Directions for this task:
In the polars deduplication thread, which entry should be kept when duplicates with the same id also have the same type?

Source text:
•••

Search code examples
pythonpython-polars

Conditional deduplication in polars


I have a dataset i'm trying to remove duplicate entries from. The lazyframe i'm working with is structured like this:

df = pl.from_repr("""
┌──────┬────────────┬──────────────────┬───────┐
│ id   ┆ title      ┆ type             ┆ type2 │
│ ---  ┆ ---        ┆ ---              ┆ ---   │
│ i64  ┆ str        ┆ str              ┆ i64   │
╞══════╪════════════╪══════════════════╪═══════╡
│ 1001 ┆ Research A ┆ journal article  ┆ 35    │
│ 1002 ┆ Research B ┆ book chapter     ┆ 41    │
│ 1003 ┆ Research C ┆ journal article  ┆ 35    │
│ 1004 ┆ Research D ┆ conference paper ┆ 42    │
│ 1001 ┆ Research E ┆ journal article  ┆ 35    │
│ 1002 ┆ Research F ┆ journal article  ┆ 41    │
│ 1003 ┆ Research G ┆                  ┆ 41    │
│ 1002 ┆ Research I ┆ book chapter     ┆ 41    │
│ 1003 ┆ Research J ┆ journal article  ┆ 35    │
└──────┴────────────┴──────────────────┴───────┘
""")

I want to remove entries that have the same id, but there are actually different cases:

  1. The duplicates have the same type (e.g. 1001): keep the first one.
  2. The duplicates have a different type: discard the ones with an empty string ("") as type, and then keep only the entries that respect the following pairs of type and type2:
dict_df = pl.DataFrame({
    "type": ['journal article', 'book chapter', 'book chapter'],
    "type2": [35, 41, 42]
})

•••

Region annotation records:
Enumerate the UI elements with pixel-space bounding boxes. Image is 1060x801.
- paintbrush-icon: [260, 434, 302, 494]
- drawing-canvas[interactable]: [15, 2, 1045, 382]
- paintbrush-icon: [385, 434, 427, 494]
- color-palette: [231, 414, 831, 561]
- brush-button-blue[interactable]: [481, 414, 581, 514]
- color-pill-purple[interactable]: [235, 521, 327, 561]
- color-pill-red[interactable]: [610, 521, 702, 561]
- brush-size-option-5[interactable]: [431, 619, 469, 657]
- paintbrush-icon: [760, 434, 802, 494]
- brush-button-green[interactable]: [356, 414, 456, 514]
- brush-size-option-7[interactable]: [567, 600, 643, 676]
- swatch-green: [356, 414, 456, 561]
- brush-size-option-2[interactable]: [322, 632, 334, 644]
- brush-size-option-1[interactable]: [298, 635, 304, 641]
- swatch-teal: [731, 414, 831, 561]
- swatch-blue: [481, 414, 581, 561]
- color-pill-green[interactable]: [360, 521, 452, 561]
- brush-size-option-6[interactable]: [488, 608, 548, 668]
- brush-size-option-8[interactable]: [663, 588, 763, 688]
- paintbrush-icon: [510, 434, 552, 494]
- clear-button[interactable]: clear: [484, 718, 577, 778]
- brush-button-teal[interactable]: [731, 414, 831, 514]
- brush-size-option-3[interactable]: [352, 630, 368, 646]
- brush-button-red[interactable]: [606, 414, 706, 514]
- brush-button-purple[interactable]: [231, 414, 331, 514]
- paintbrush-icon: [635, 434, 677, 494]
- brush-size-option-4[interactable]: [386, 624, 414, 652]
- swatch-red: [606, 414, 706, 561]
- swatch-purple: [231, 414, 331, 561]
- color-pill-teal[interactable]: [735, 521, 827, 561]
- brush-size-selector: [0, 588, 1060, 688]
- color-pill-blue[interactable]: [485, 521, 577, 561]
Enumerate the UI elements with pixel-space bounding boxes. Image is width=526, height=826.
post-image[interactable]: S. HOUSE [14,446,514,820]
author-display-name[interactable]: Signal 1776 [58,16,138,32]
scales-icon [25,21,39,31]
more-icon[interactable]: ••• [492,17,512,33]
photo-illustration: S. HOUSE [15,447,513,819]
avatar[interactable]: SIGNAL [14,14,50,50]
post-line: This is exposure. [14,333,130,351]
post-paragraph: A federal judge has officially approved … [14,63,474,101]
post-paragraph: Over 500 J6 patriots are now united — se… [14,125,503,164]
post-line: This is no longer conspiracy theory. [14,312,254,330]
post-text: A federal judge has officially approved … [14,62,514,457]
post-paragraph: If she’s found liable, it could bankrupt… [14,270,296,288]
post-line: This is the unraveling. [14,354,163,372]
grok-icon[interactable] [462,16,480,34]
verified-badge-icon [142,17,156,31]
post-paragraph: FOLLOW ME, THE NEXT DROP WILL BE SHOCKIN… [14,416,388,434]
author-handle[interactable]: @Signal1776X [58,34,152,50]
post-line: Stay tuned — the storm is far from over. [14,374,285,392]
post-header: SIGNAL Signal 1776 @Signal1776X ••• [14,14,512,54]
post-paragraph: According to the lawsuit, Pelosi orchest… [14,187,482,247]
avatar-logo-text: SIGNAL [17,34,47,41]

•••

Answer to the problem:
The first one.